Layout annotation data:
#####
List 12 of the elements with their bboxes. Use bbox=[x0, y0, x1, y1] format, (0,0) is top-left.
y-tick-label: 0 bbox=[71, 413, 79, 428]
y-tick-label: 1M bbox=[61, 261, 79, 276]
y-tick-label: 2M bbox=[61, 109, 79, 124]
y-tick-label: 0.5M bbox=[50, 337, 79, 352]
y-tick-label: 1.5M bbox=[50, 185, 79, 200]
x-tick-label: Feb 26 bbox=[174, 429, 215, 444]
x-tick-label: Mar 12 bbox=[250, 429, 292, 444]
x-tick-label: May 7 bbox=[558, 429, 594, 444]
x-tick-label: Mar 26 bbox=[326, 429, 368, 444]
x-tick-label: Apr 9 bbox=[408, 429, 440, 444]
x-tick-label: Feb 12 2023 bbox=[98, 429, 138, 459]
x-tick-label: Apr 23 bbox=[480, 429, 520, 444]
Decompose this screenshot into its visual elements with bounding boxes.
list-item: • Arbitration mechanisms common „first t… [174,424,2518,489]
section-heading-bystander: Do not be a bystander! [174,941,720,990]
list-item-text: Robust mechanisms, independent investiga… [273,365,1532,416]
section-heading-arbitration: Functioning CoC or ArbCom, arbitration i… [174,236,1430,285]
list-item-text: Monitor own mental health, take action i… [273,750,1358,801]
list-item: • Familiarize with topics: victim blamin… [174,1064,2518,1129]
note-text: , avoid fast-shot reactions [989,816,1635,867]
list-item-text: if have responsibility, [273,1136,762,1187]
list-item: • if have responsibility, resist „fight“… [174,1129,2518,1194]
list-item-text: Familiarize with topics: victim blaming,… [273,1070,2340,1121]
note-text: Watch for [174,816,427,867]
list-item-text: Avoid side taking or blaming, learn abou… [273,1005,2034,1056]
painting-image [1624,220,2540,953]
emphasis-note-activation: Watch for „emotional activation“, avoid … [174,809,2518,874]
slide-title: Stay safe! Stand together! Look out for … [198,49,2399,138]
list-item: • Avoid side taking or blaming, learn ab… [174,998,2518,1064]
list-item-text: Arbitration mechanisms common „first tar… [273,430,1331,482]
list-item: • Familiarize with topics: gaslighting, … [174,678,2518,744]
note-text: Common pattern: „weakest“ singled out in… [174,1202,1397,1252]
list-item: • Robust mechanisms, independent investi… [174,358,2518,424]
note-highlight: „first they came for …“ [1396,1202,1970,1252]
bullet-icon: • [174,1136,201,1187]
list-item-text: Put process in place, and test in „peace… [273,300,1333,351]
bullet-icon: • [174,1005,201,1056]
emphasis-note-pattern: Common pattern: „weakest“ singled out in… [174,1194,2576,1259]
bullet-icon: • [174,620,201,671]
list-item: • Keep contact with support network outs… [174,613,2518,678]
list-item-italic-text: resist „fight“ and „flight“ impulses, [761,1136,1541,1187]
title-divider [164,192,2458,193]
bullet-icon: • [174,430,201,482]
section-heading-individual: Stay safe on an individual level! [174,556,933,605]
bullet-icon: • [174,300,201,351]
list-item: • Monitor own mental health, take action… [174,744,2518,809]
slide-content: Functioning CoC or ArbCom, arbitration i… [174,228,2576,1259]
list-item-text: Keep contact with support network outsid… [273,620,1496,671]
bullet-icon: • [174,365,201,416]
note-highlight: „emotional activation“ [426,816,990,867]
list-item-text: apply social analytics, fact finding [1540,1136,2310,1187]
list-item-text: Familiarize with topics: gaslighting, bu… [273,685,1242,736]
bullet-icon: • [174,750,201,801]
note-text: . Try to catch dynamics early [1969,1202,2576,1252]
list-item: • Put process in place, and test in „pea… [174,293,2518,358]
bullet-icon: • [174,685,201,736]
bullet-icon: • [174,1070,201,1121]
#####
Print all of the items above again, line for line, with no changes.

**FULL SOLUTION:**
List 12 of the elements with their bboxes. Use bbox=[x0, y0, x1, y1] format, (0,0) is top-left.
y-tick-label: 0 bbox=[71, 413, 79, 428]
y-tick-label: 1M bbox=[61, 261, 79, 276]
y-tick-label: 2M bbox=[61, 109, 79, 124]
y-tick-label: 0.5M bbox=[50, 337, 79, 352]
y-tick-label: 1.5M bbox=[50, 185, 79, 200]
x-tick-label: Feb 26 bbox=[174, 429, 215, 444]
x-tick-label: Mar 12 bbox=[250, 429, 292, 444]
x-tick-label: May 7 bbox=[558, 429, 594, 444]
x-tick-label: Mar 26 bbox=[326, 429, 368, 444]
x-tick-label: Apr 9 bbox=[408, 429, 440, 444]
x-tick-label: Feb 12 2023 bbox=[98, 429, 138, 459]
x-tick-label: Apr 23 bbox=[480, 429, 520, 444]
Decompose this screenshot into its visual elements with bounding boxes.
list-item: • Arbitration mechanisms common „first t… [174,424,2518,489]
section-heading-bystander: Do not be a bystander! [174,941,720,990]
list-item-text: Robust mechanisms, independent investiga… [273,365,1532,416]
section-heading-arbitration: Functioning CoC or ArbCom, arbitration i… [174,236,1430,285]
list-item-text: Monitor own mental health, take action i… [273,750,1358,801]
list-item: • Familiarize with topics: victim blamin… [174,1064,2518,1129]
note-text: , avoid fast-shot reactions [989,816,1635,867]
list-item-text: if have responsibility, [273,1136,762,1187]
list-item: • if have responsibility, resist „fight“… [174,1129,2518,1194]
list-item-text: Familiarize with topics: victim blaming,… [273,1070,2340,1121]
note-text: Watch for [174,816,427,867]
list-item-text: Avoid side taking or blaming, learn abou… [273,1005,2034,1056]
painting-image [1624,220,2540,953]
emphasis-note-activation: Watch for „emotional activation“, avoid … [174,809,2518,874]
slide-title: Stay safe! Stand together! Look out for … [198,49,2399,138]
list-item: • Avoid side taking or blaming, learn ab… [174,998,2518,1064]
list-item-text: Arbitration mechanisms common „first tar… [273,430,1331,482]
list-item: • Familiarize with topics: gaslighting, … [174,678,2518,744]
note-text: Common pattern: „weakest“ singled out in… [174,1202,1397,1252]
list-item: • Robust mechanisms, independent investi… [174,358,2518,424]
note-highlight: „first they came for …“ [1396,1202,1970,1252]
bullet-icon: • [174,1136,201,1187]
list-item-text: Put process in place, and test in „peace… [273,300,1333,351]
bullet-icon: • [174,1005,201,1056]
emphasis-note-pattern: Common pattern: „weakest“ singled out in… [174,1194,2576,1259]
bullet-icon: • [174,620,201,671]
list-item: • Keep contact with support network outs… [174,613,2518,678]
list-item-italic-text: resist „fight“ and „flight“ impulses, [761,1136,1541,1187]
title-divider [164,192,2458,193]
bullet-icon: • [174,430,201,482]
section-heading-individual: Stay safe on an individual level! [174,556,933,605]
bullet-icon: • [174,300,201,351]
list-item: • Monitor own mental health, take action… [174,744,2518,809]
slide-content: Functioning CoC or ArbCom, arbitration i… [174,228,2576,1259]
list-item-text: Keep contact with support network outsid… [273,620,1496,671]
bullet-icon: • [174,365,201,416]
note-highlight: „emotional activation“ [426,816,990,867]
list-item-text: apply social analytics, fact finding [1540,1136,2310,1187]
list-item-text: Familiarize with topics: gaslighting, bu… [273,685,1242,736]
bullet-icon: • [174,750,201,801]
note-text: . Try to catch dynamics early [1969,1202,2576,1252]
list-item: • Put process in place, and test in „pea… [174,293,2518,358]
bullet-icon: • [174,685,201,736]
bullet-icon: • [174,1070,201,1121]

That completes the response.